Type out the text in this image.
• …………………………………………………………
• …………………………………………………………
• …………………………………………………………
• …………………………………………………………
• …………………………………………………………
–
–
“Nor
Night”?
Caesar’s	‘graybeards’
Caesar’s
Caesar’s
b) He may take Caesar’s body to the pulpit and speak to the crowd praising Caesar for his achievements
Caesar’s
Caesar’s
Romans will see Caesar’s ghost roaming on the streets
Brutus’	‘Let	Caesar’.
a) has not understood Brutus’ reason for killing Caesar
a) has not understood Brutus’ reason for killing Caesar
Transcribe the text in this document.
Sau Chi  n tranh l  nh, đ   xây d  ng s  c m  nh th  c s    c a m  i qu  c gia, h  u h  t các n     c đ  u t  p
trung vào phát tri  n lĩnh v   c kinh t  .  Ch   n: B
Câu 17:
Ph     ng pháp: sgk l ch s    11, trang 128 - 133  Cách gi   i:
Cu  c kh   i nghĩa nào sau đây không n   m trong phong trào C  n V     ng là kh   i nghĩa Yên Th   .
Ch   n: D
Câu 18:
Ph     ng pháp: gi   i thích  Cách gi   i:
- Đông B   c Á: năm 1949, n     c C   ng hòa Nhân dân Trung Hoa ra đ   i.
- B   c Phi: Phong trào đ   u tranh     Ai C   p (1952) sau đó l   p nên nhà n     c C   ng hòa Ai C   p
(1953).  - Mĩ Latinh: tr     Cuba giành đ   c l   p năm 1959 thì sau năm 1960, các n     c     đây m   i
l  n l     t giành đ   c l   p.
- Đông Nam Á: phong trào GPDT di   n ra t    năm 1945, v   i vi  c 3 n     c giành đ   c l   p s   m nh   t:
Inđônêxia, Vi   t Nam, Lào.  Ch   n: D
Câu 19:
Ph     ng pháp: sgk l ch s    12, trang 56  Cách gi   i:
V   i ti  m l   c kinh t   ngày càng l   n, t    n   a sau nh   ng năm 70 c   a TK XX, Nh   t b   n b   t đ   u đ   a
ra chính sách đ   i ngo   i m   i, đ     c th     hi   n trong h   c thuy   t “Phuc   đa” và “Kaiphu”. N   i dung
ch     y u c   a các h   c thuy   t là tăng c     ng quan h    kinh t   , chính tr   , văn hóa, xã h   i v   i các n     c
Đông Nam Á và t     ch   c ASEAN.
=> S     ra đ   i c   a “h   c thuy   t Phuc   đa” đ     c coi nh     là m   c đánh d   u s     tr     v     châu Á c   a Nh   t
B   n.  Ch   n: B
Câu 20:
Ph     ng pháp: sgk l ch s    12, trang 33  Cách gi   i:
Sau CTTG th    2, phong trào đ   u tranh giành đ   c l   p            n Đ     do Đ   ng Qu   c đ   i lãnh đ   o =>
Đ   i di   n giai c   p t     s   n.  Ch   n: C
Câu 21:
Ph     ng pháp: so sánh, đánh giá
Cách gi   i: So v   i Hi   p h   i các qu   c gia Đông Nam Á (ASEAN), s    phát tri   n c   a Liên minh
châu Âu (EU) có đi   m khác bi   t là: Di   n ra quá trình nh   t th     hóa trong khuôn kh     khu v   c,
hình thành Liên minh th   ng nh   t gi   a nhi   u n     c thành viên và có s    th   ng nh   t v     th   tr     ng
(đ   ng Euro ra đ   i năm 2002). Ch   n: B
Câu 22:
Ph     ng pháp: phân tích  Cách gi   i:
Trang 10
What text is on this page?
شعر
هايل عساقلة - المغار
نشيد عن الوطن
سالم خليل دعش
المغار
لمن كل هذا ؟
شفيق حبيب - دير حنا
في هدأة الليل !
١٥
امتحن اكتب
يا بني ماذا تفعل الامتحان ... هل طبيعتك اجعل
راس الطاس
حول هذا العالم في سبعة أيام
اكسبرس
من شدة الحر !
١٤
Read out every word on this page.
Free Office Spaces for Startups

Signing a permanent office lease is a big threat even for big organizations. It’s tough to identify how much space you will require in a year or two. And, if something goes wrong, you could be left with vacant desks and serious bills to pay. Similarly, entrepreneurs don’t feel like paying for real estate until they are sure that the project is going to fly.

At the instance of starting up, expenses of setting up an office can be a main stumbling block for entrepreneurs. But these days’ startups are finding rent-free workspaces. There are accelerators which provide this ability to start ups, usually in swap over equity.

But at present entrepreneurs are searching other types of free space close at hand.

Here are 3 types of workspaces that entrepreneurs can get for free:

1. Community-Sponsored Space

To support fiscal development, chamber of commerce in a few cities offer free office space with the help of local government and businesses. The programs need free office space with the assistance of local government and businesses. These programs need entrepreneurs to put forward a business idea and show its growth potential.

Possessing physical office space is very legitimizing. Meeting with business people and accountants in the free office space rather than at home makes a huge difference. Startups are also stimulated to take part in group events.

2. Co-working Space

Exercise requirements
State how many lines of the entries above include the word "that", offering no text other than the number.

Reply to the exercise
2